_Task details_: Show every line below where "Venezuela" can be found.

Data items

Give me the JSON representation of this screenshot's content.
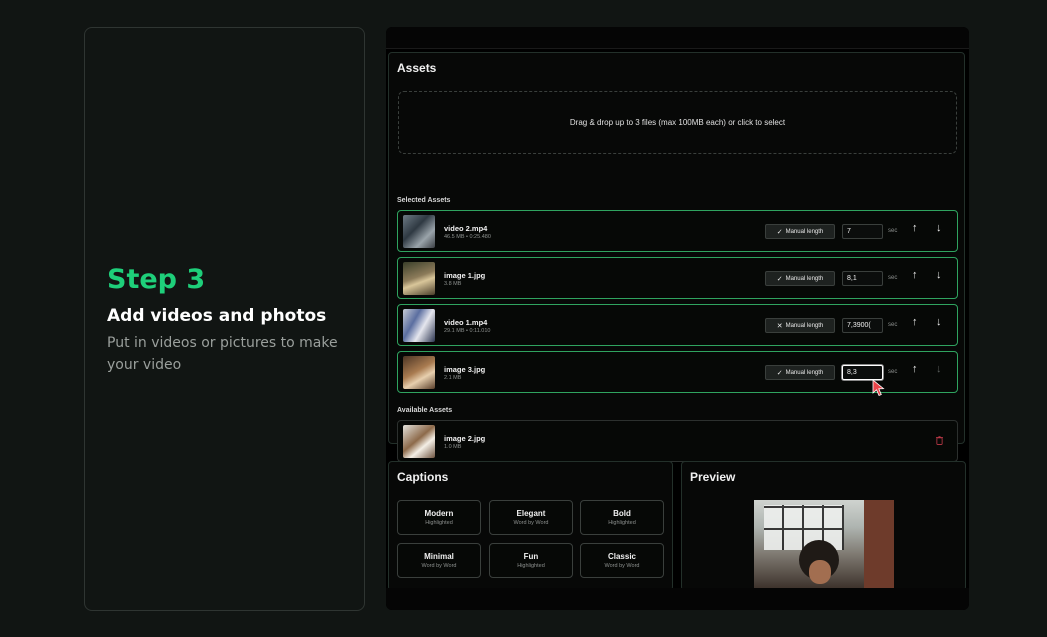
{
  "step": {
    "label": "Step 3",
    "title": "Add videos and photos",
    "description": "Put in videos or pictures to make your video"
  },
  "assets": {
    "title": "Assets",
    "dropzone_text": "Drag & drop up to 3 files (max 100MB each) or click to select",
    "selected_label": "Selected Assets",
    "available_label": "Available Assets",
    "manual_length_label": "Manual length",
    "sec_label": "sec",
    "selected": [
      {
        "name": "video 2.mp4",
        "meta": "46.5 MB • 0:25.480",
        "check_icon": "✓",
        "length": "7"
      },
      {
        "name": "image 1.jpg",
        "meta": "3.8 MB",
        "check_icon": "✓",
        "length": "8,1"
      },
      {
        "name": "video 1.mp4",
        "meta": "29.1 MB • 0:11.010",
        "check_icon": "✕",
        "length": "7,3900("
      },
      {
        "name": "image 3.jpg",
        "meta": "2.1 MB",
        "check_icon": "✓",
        "length": "8,3"
      }
    ],
    "available": [
      {
        "name": "image 2.jpg",
        "meta": "1.0 MB"
      }
    ]
  },
  "captions": {
    "title": "Captions",
    "styles": [
      {
        "name": "Modern",
        "sub": "Highlighted"
      },
      {
        "name": "Elegant",
        "sub": "Word by Word"
      },
      {
        "name": "Bold",
        "sub": "Highlighted"
      },
      {
        "name": "Minimal",
        "sub": "Word by Word"
      },
      {
        "name": "Fun",
        "sub": "Highlighted"
      },
      {
        "name": "Classic",
        "sub": "Word by Word"
      }
    ]
  },
  "preview": {
    "title": "Preview"
  },
  "icons": {
    "arrow_up": "↑",
    "arrow_down": "↓"
  },
  "colors": {
    "accent": "#1ecf7a",
    "row_border": "#2fa35f",
    "trash": "#c23b4a"
  }
}
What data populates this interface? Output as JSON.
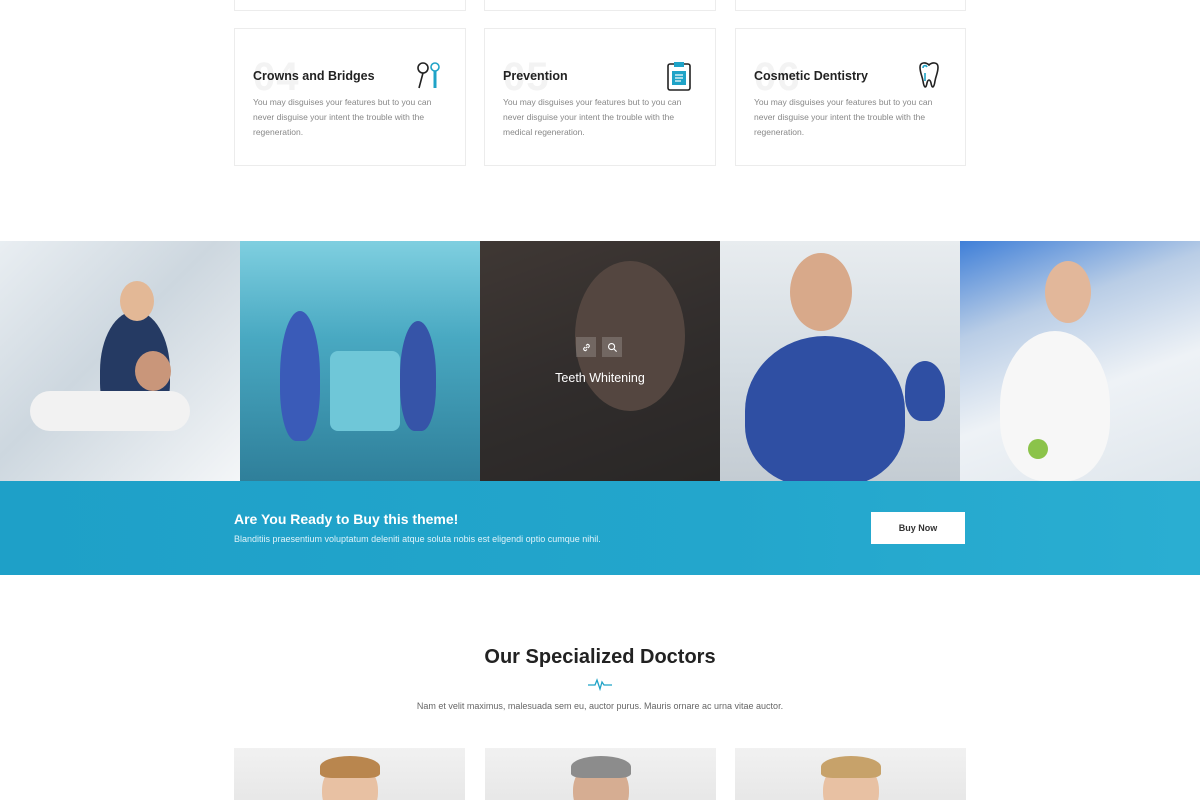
{
  "services": [
    {
      "number": "04",
      "title": "Crowns and Bridges",
      "icon": "dental-tools-icon",
      "description": "You may disguises your features but to you can never disguise your intent the trouble with the regeneration."
    },
    {
      "number": "05",
      "title": "Prevention",
      "icon": "clipboard-icon",
      "description": "You may disguises your features but to you can never disguise your intent the trouble with  the medical regeneration."
    },
    {
      "number": "06",
      "title": "Cosmetic Dentistry",
      "icon": "tooth-icon",
      "description": "You may disguises your features but to you can never disguise your intent the trouble with  the regeneration."
    }
  ],
  "gallery": {
    "hover_title": "Teeth Whitening",
    "link_icon": "link-icon",
    "zoom_icon": "search-icon"
  },
  "cta": {
    "title": "Are You Ready to Buy this theme!",
    "subtitle": "Blanditiis praesentium voluptatum deleniti atque soluta nobis est eligendi optio cumque nihil.",
    "button_label": "Buy Now"
  },
  "doctors": {
    "title": "Our Specialized Doctors",
    "subtitle": "Nam et velit maximus, malesuada sem eu, auctor purus. Mauris ornare ac urna vitae auctor."
  },
  "colors": {
    "accent": "#23a6cc",
    "icon_teal": "#1fa3c7"
  }
}
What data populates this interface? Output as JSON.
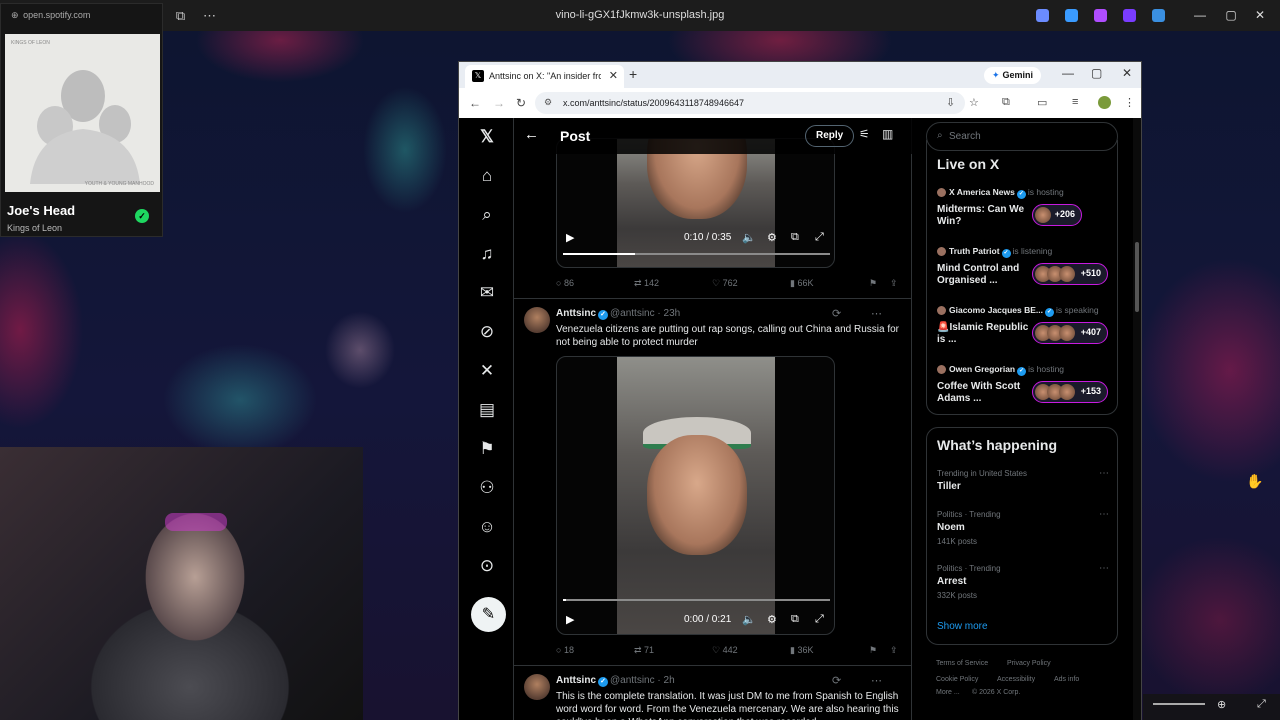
{
  "titlebar": {
    "title": "vino-li-gGX1fJkmw3k-unsplash.jpg",
    "left_icons": [
      "picture-in-picture-icon",
      "more-icon"
    ],
    "win_min": "—",
    "win_max": "▢",
    "win_close": "✕"
  },
  "spotify": {
    "url": "open.spotify.com",
    "cover_top": "KINGS OF LEON",
    "cover_bottom": "YOUTH & YOUNG MANHOOD",
    "song": "Joe's Head",
    "artist": "Kings of Leon"
  },
  "browser": {
    "tab_title": "Anttsinc on X: \"An insider from",
    "gemini_label": "Gemini",
    "url": "x.com/anttsinc/status/2009643118748946647"
  },
  "x": {
    "header_title": "Post",
    "reply_label": "Reply",
    "video1": {
      "time": "0:10 / 0:35",
      "progress": 0.27
    },
    "tweet1_actions": {
      "replies": "86",
      "reposts": "142",
      "likes": "762",
      "views": "66K"
    },
    "tweet2": {
      "name": "Anttsinc",
      "handle": "@anttsinc · 23h",
      "text": "Venezuela citizens are putting out rap songs, calling out China and Russia for not being able to protect murder",
      "video_time": "0:00 / 0:21",
      "video_progress": 0.01,
      "actions": {
        "replies": "18",
        "reposts": "71",
        "likes": "442",
        "views": "36K"
      }
    },
    "tweet3": {
      "name": "Anttsinc",
      "handle": "@anttsinc · 2h",
      "text": "This is the complete translation. It was just DM to me from Spanish to English word word for word. From the Venezuela mercenary. We are also hearing this could've been a WhatsApp conversation that was recorded"
    },
    "search_placeholder": "Search",
    "live": {
      "heading": "Live on X",
      "items": [
        {
          "host": "X America News",
          "status": "is hosting",
          "title": "Midterms: Can We Win?",
          "count": "+206"
        },
        {
          "host": "Truth Patriot",
          "status": "is listening",
          "title": "Mind Control and Organised ...",
          "count": "+510"
        },
        {
          "host": "Giacomo Jacques BE...",
          "status": "is speaking",
          "title": "🚨Islamic Republic is ...",
          "count": "+407"
        },
        {
          "host": "Owen Gregorian",
          "status": "is hosting",
          "title": "Coffee With Scott Adams ...",
          "count": "+153"
        }
      ]
    },
    "trends": {
      "heading": "What’s happening",
      "items": [
        {
          "meta": "Trending in United States",
          "name": "Tiller",
          "count": ""
        },
        {
          "meta": "Politics · Trending",
          "name": "Noem",
          "count": "141K posts"
        },
        {
          "meta": "Politics · Trending",
          "name": "Arrest",
          "count": "332K posts"
        }
      ],
      "show_more": "Show more"
    },
    "footer": {
      "terms": "Terms of Service",
      "privacy": "Privacy Policy",
      "cookie": "Cookie Policy",
      "access": "Accessibility",
      "ads": "Ads info",
      "more": "More ...",
      "copyright": "© 2026 X Corp."
    }
  }
}
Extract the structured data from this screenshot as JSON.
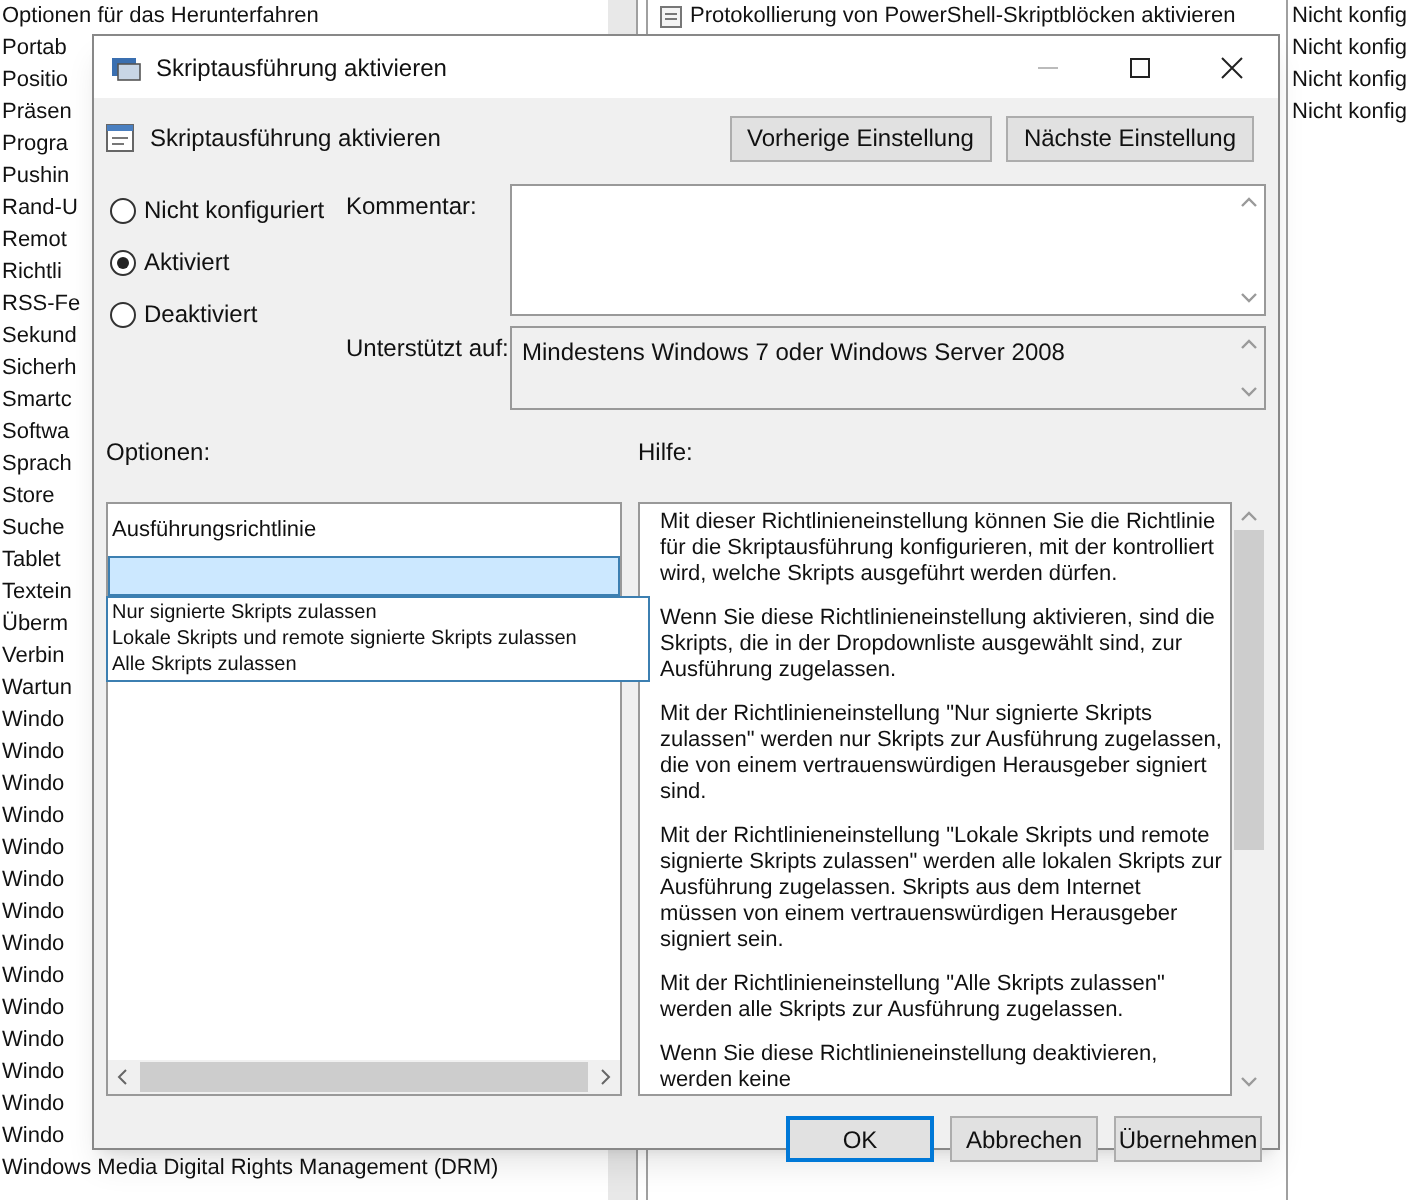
{
  "background": {
    "tree_items": [
      "Optionen für das Herunterfahren",
      "Portab",
      "Positio",
      "Präsen",
      "Progra",
      "Pushin",
      "Rand-U",
      "Remot",
      "Richtli",
      "RSS-Fe",
      "Sekund",
      "Sicherh",
      "Smartc",
      "Softwa",
      "Sprach",
      "Store",
      "Suche",
      "Tablet",
      "Textein",
      "Überm",
      "Verbin",
      "Wartun",
      "Windo",
      "Windo",
      "Windo",
      "Windo",
      "Windo",
      "Windo",
      "Windo",
      "Windo",
      "Windo",
      "Windo",
      "Windo",
      "Windo",
      "Windo",
      "Windo",
      "Windows Media Digital Rights Management (DRM)"
    ],
    "policy_rows": [
      {
        "name": "Protokollierung von PowerShell-Skriptblöcken aktivieren",
        "state": "Nicht konfig"
      },
      {
        "state": "Nicht konfig"
      },
      {
        "state": "Nicht konfig"
      },
      {
        "state": "Nicht konfig"
      }
    ]
  },
  "dialog": {
    "title": "Skriptausführung aktivieren",
    "setting_title": "Skriptausführung aktivieren",
    "nav_buttons": [
      "Vorherige Einstellung",
      "Nächste Einstellung"
    ],
    "radios": [
      {
        "label": "Nicht konfiguriert",
        "selected": false
      },
      {
        "label": "Aktiviert",
        "selected": true
      },
      {
        "label": "Deaktiviert",
        "selected": false
      }
    ],
    "comment_label": "Kommentar:",
    "supported_label": "Unterstützt auf:",
    "supported_value": "Mindestens Windows 7 oder Windows Server 2008",
    "options_label": "Optionen:",
    "help_label": "Hilfe:",
    "options": {
      "label": "Ausführungsrichtlinie",
      "dropdown_items": [
        "Nur signierte Skripts zulassen",
        "Lokale Skripts und remote signierte Skripts zulassen",
        "Alle Skripts zulassen"
      ]
    },
    "help_paragraphs": [
      "Mit dieser Richtlinieneinstellung können Sie die Richtlinie für die Skriptausführung konfigurieren, mit der kontrolliert wird, welche Skripts ausgeführt werden dürfen.",
      "Wenn Sie diese Richtlinieneinstellung aktivieren, sind die Skripts, die in der Dropdownliste ausgewählt sind, zur Ausführung zugelassen.",
      "Mit der Richtlinieneinstellung \"Nur signierte Skripts zulassen\" werden nur Skripts zur Ausführung zugelassen, die von einem vertrauenswürdigen Herausgeber signiert sind.",
      "Mit der Richtlinieneinstellung \"Lokale Skripts und remote signierte Skripts zulassen\" werden alle lokalen Skripts zur Ausführung zugelassen. Skripts aus dem Internet müssen von einem vertrauenswürdigen Herausgeber signiert sein.",
      "Mit der Richtlinieneinstellung \"Alle Skripts zulassen\" werden alle Skripts zur Ausführung zugelassen.",
      "Wenn Sie diese Richtlinieneinstellung deaktivieren, werden keine"
    ],
    "buttons": [
      {
        "label": "OK",
        "default": true
      },
      {
        "label": "Abbrechen",
        "default": false
      },
      {
        "label": "Übernehmen",
        "default": false
      }
    ]
  }
}
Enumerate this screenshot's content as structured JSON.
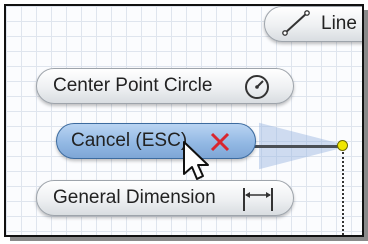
{
  "menu": {
    "line_label": "Line",
    "center_point_circle_label": "Center Point Circle",
    "cancel_label": "Cancel (ESC)",
    "general_dimension_label": "General Dimension"
  },
  "icons": {
    "line": "line-tool-icon",
    "center_point_circle": "circle-icon",
    "cancel": "x-icon",
    "general_dimension": "dimension-icon",
    "cursor": "mouse-pointer-icon"
  },
  "colors": {
    "selected_fill": "#93b9e4",
    "cancel_x": "#d8262f",
    "vertex": "#f0e600"
  }
}
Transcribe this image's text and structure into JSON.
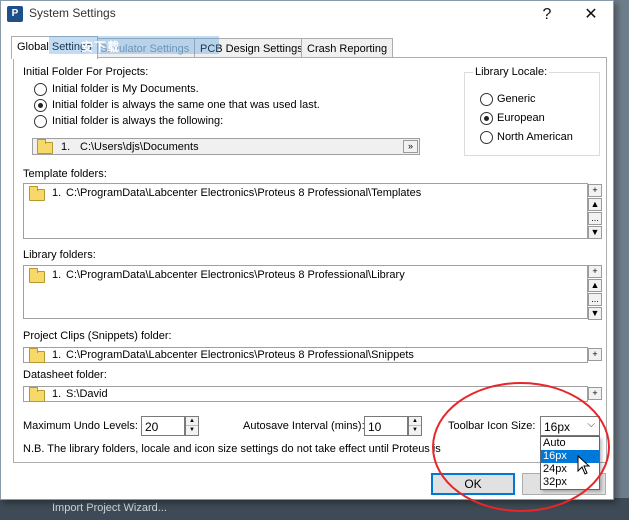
{
  "window": {
    "title": "System Settings",
    "help_label": "?",
    "close_label": "✕"
  },
  "background": {
    "strip_text": "Import Project Wizard..."
  },
  "watermark": {
    "text": "安下载"
  },
  "tabs": [
    {
      "label": "Global Settings"
    },
    {
      "label": "Simulator Settings"
    },
    {
      "label": "PCB Design Settings"
    },
    {
      "label": "Crash Reporting"
    }
  ],
  "initial_folder": {
    "label": "Initial Folder For Projects:",
    "options": [
      {
        "label": "Initial folder is My Documents."
      },
      {
        "label": "Initial folder is always the same one that was used last."
      },
      {
        "label": "Initial folder is always the following:"
      }
    ],
    "selected_index": 1,
    "path_index": "1.",
    "path_value": "C:\\Users\\djs\\Documents",
    "browse_label": "»"
  },
  "library_locale": {
    "label": "Library Locale:",
    "options": [
      {
        "label": "Generic"
      },
      {
        "label": "European"
      },
      {
        "label": "North American"
      }
    ],
    "selected_index": 1
  },
  "template_folders": {
    "label": "Template folders:",
    "items": [
      {
        "index": "1.",
        "path": "C:\\ProgramData\\Labcenter Electronics\\Proteus 8 Professional\\Templates"
      }
    ]
  },
  "library_folders": {
    "label": "Library folders:",
    "items": [
      {
        "index": "1.",
        "path": "C:\\ProgramData\\Labcenter Electronics\\Proteus 8 Professional\\Library"
      }
    ]
  },
  "clips_folder": {
    "label": "Project Clips (Snippets) folder:",
    "items": [
      {
        "index": "1.",
        "path": "C:\\ProgramData\\Labcenter Electronics\\Proteus 8 Professional\\Snippets"
      }
    ]
  },
  "datasheet_folder": {
    "label": "Datasheet folder:",
    "items": [
      {
        "index": "1.",
        "path": "S:\\David"
      }
    ]
  },
  "list_buttons": {
    "add": "+",
    "up": "▲",
    "more": "...",
    "down": "▼"
  },
  "undo": {
    "label": "Maximum Undo Levels:",
    "value": "20"
  },
  "autosave": {
    "label": "Autosave Interval (mins):",
    "value": "10"
  },
  "toolbar_icon": {
    "label": "Toolbar Icon Size:",
    "value": "16px",
    "options": [
      "Auto",
      "16px",
      "24px",
      "32px"
    ],
    "highlighted_index": 1
  },
  "note": "N.B. The library folders, locale and icon size settings do not take effect until Proteus is res",
  "buttons": {
    "ok": "OK",
    "cancel": ""
  },
  "colors": {
    "accent": "#0078d7",
    "annotation": "#e8262a",
    "folder": "#f6d86b"
  }
}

_Final result_:
      "text": "Venezuela citizens are putting out rap songs, calling out China and Russia for not being able to protect murder",
      "text": "This is the complete translation. It was just DM to me from Spanish to English word word for word. From the Venezuela mercenary. We are also hearing this could've been a WhatsApp conversation that was recorded"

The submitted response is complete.